(Material provided)
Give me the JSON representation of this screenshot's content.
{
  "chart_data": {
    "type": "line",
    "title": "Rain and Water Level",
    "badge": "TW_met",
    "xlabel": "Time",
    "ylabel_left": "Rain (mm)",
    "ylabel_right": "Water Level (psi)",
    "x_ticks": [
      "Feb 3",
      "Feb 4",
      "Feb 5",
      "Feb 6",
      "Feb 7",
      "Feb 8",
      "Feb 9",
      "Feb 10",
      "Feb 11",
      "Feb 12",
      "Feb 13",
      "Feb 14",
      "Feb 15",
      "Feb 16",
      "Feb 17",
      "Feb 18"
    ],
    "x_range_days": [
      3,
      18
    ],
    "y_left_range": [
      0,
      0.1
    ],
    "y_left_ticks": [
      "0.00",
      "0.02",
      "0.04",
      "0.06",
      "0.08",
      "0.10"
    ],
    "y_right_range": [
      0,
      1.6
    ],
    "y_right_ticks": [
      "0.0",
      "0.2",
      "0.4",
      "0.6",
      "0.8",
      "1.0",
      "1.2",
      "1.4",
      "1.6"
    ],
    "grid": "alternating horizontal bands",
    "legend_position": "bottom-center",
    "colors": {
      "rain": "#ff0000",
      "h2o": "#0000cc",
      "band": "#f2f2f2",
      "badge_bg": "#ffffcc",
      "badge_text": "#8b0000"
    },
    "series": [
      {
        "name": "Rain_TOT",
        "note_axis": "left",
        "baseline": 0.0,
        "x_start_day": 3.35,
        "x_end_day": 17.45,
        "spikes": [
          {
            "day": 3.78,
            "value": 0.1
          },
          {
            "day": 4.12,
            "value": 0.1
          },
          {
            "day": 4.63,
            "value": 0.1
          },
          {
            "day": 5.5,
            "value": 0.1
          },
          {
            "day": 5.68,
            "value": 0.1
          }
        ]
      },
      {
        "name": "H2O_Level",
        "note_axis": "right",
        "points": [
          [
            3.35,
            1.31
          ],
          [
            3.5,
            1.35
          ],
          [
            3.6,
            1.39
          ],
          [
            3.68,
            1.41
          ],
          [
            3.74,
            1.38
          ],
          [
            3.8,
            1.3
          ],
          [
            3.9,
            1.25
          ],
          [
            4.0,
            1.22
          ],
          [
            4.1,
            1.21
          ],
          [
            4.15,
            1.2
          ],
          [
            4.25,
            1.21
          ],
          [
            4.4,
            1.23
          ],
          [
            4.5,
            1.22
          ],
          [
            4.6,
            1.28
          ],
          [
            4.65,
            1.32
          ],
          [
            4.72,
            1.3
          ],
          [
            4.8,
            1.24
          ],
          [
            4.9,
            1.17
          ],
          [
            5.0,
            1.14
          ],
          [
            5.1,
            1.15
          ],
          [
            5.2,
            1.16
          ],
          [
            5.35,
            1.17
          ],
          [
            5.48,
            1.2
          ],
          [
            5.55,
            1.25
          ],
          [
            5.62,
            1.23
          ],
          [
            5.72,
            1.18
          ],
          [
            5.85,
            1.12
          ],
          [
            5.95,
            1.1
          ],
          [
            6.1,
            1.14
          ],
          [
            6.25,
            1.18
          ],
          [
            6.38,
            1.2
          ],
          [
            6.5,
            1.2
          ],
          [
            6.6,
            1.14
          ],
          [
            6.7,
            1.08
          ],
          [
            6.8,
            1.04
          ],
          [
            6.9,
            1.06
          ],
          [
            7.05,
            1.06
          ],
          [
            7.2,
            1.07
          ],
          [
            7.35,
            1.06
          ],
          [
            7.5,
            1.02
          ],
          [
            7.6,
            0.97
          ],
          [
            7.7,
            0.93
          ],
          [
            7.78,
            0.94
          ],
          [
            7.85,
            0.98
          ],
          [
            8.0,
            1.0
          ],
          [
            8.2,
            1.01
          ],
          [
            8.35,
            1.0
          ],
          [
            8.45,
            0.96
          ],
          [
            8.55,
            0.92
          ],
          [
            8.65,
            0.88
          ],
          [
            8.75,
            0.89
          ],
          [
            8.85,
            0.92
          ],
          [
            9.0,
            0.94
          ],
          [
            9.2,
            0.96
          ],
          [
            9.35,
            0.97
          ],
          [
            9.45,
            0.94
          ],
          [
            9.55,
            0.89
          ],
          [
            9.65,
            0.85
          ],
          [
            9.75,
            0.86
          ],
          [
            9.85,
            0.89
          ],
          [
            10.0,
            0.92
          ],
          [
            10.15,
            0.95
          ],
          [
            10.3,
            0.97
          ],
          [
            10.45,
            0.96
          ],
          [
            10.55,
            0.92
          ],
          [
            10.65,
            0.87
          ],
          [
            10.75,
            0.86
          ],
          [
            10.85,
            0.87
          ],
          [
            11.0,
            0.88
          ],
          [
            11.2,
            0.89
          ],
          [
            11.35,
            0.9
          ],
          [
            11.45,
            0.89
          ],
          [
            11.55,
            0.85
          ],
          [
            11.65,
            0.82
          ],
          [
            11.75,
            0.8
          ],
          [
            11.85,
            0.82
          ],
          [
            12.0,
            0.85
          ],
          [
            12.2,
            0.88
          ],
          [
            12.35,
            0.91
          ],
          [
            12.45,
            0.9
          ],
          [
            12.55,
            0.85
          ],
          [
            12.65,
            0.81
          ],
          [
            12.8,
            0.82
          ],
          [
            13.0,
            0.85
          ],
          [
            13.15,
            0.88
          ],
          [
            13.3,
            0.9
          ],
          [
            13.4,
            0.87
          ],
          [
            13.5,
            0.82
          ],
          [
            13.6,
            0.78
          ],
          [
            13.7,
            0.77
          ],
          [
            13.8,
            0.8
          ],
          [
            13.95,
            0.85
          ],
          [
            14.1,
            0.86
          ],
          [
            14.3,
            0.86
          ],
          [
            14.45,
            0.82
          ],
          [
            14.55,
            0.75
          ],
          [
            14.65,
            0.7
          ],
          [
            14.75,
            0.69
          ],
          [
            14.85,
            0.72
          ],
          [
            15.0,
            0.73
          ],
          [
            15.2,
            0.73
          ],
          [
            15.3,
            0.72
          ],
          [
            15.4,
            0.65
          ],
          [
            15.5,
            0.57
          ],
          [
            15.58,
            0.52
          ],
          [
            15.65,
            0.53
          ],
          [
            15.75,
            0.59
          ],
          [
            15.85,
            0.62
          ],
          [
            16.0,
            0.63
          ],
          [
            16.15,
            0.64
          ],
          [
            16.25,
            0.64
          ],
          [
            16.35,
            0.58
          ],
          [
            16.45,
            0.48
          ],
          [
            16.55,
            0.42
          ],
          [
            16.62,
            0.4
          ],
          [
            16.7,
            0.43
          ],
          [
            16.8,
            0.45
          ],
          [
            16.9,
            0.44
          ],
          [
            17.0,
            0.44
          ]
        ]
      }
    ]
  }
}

(Task description) Reproduce all the data word for word.

(Result of this exercise)
Give me the JSON representation of this screenshot's content.
{
  "chart_data": {
    "type": "line",
    "title": "Rain and Water Level",
    "badge": "TW_met",
    "xlabel": "Time",
    "ylabel_left": "Rain (mm)",
    "ylabel_right": "Water Level (psi)",
    "x_ticks": [
      "Feb 3",
      "Feb 4",
      "Feb 5",
      "Feb 6",
      "Feb 7",
      "Feb 8",
      "Feb 9",
      "Feb 10",
      "Feb 11",
      "Feb 12",
      "Feb 13",
      "Feb 14",
      "Feb 15",
      "Feb 16",
      "Feb 17",
      "Feb 18"
    ],
    "x_range_days": [
      3,
      18
    ],
    "y_left_range": [
      0,
      0.1
    ],
    "y_left_ticks": [
      "0.00",
      "0.02",
      "0.04",
      "0.06",
      "0.08",
      "0.10"
    ],
    "y_right_range": [
      0,
      1.6
    ],
    "y_right_ticks": [
      "0.0",
      "0.2",
      "0.4",
      "0.6",
      "0.8",
      "1.0",
      "1.2",
      "1.4",
      "1.6"
    ],
    "grid": "alternating horizontal bands",
    "legend_position": "bottom-center",
    "colors": {
      "rain": "#ff0000",
      "h2o": "#0000cc",
      "band": "#f2f2f2",
      "badge_bg": "#ffffcc",
      "badge_text": "#8b0000"
    },
    "series": [
      {
        "name": "Rain_TOT",
        "note_axis": "left",
        "baseline": 0.0,
        "x_start_day": 3.35,
        "x_end_day": 17.45,
        "spikes": [
          {
            "day": 3.78,
            "value": 0.1
          },
          {
            "day": 4.12,
            "value": 0.1
          },
          {
            "day": 4.63,
            "value": 0.1
          },
          {
            "day": 5.5,
            "value": 0.1
          },
          {
            "day": 5.68,
            "value": 0.1
          }
        ]
      },
      {
        "name": "H2O_Level",
        "note_axis": "right",
        "points": [
          [
            3.35,
            1.31
          ],
          [
            3.5,
            1.35
          ],
          [
            3.6,
            1.39
          ],
          [
            3.68,
            1.41
          ],
          [
            3.74,
            1.38
          ],
          [
            3.8,
            1.3
          ],
          [
            3.9,
            1.25
          ],
          [
            4.0,
            1.22
          ],
          [
            4.1,
            1.21
          ],
          [
            4.15,
            1.2
          ],
          [
            4.25,
            1.21
          ],
          [
            4.4,
            1.23
          ],
          [
            4.5,
            1.22
          ],
          [
            4.6,
            1.28
          ],
          [
            4.65,
            1.32
          ],
          [
            4.72,
            1.3
          ],
          [
            4.8,
            1.24
          ],
          [
            4.9,
            1.17
          ],
          [
            5.0,
            1.14
          ],
          [
            5.1,
            1.15
          ],
          [
            5.2,
            1.16
          ],
          [
            5.35,
            1.17
          ],
          [
            5.48,
            1.2
          ],
          [
            5.55,
            1.25
          ],
          [
            5.62,
            1.23
          ],
          [
            5.72,
            1.18
          ],
          [
            5.85,
            1.12
          ],
          [
            5.95,
            1.1
          ],
          [
            6.1,
            1.14
          ],
          [
            6.25,
            1.18
          ],
          [
            6.38,
            1.2
          ],
          [
            6.5,
            1.2
          ],
          [
            6.6,
            1.14
          ],
          [
            6.7,
            1.08
          ],
          [
            6.8,
            1.04
          ],
          [
            6.9,
            1.06
          ],
          [
            7.05,
            1.06
          ],
          [
            7.2,
            1.07
          ],
          [
            7.35,
            1.06
          ],
          [
            7.5,
            1.02
          ],
          [
            7.6,
            0.97
          ],
          [
            7.7,
            0.93
          ],
          [
            7.78,
            0.94
          ],
          [
            7.85,
            0.98
          ],
          [
            8.0,
            1.0
          ],
          [
            8.2,
            1.01
          ],
          [
            8.35,
            1.0
          ],
          [
            8.45,
            0.96
          ],
          [
            8.55,
            0.92
          ],
          [
            8.65,
            0.88
          ],
          [
            8.75,
            0.89
          ],
          [
            8.85,
            0.92
          ],
          [
            9.0,
            0.94
          ],
          [
            9.2,
            0.96
          ],
          [
            9.35,
            0.97
          ],
          [
            9.45,
            0.94
          ],
          [
            9.55,
            0.89
          ],
          [
            9.65,
            0.85
          ],
          [
            9.75,
            0.86
          ],
          [
            9.85,
            0.89
          ],
          [
            10.0,
            0.92
          ],
          [
            10.15,
            0.95
          ],
          [
            10.3,
            0.97
          ],
          [
            10.45,
            0.96
          ],
          [
            10.55,
            0.92
          ],
          [
            10.65,
            0.87
          ],
          [
            10.75,
            0.86
          ],
          [
            10.85,
            0.87
          ],
          [
            11.0,
            0.88
          ],
          [
            11.2,
            0.89
          ],
          [
            11.35,
            0.9
          ],
          [
            11.45,
            0.89
          ],
          [
            11.55,
            0.85
          ],
          [
            11.65,
            0.82
          ],
          [
            11.75,
            0.8
          ],
          [
            11.85,
            0.82
          ],
          [
            12.0,
            0.85
          ],
          [
            12.2,
            0.88
          ],
          [
            12.35,
            0.91
          ],
          [
            12.45,
            0.9
          ],
          [
            12.55,
            0.85
          ],
          [
            12.65,
            0.81
          ],
          [
            12.8,
            0.82
          ],
          [
            13.0,
            0.85
          ],
          [
            13.15,
            0.88
          ],
          [
            13.3,
            0.9
          ],
          [
            13.4,
            0.87
          ],
          [
            13.5,
            0.82
          ],
          [
            13.6,
            0.78
          ],
          [
            13.7,
            0.77
          ],
          [
            13.8,
            0.8
          ],
          [
            13.95,
            0.85
          ],
          [
            14.1,
            0.86
          ],
          [
            14.3,
            0.86
          ],
          [
            14.45,
            0.82
          ],
          [
            14.55,
            0.75
          ],
          [
            14.65,
            0.7
          ],
          [
            14.75,
            0.69
          ],
          [
            14.85,
            0.72
          ],
          [
            15.0,
            0.73
          ],
          [
            15.2,
            0.73
          ],
          [
            15.3,
            0.72
          ],
          [
            15.4,
            0.65
          ],
          [
            15.5,
            0.57
          ],
          [
            15.58,
            0.52
          ],
          [
            15.65,
            0.53
          ],
          [
            15.75,
            0.59
          ],
          [
            15.85,
            0.62
          ],
          [
            16.0,
            0.63
          ],
          [
            16.15,
            0.64
          ],
          [
            16.25,
            0.64
          ],
          [
            16.35,
            0.58
          ],
          [
            16.45,
            0.48
          ],
          [
            16.55,
            0.42
          ],
          [
            16.62,
            0.4
          ],
          [
            16.7,
            0.43
          ],
          [
            16.8,
            0.45
          ],
          [
            16.9,
            0.44
          ],
          [
            17.0,
            0.44
          ]
        ]
      }
    ]
  }
}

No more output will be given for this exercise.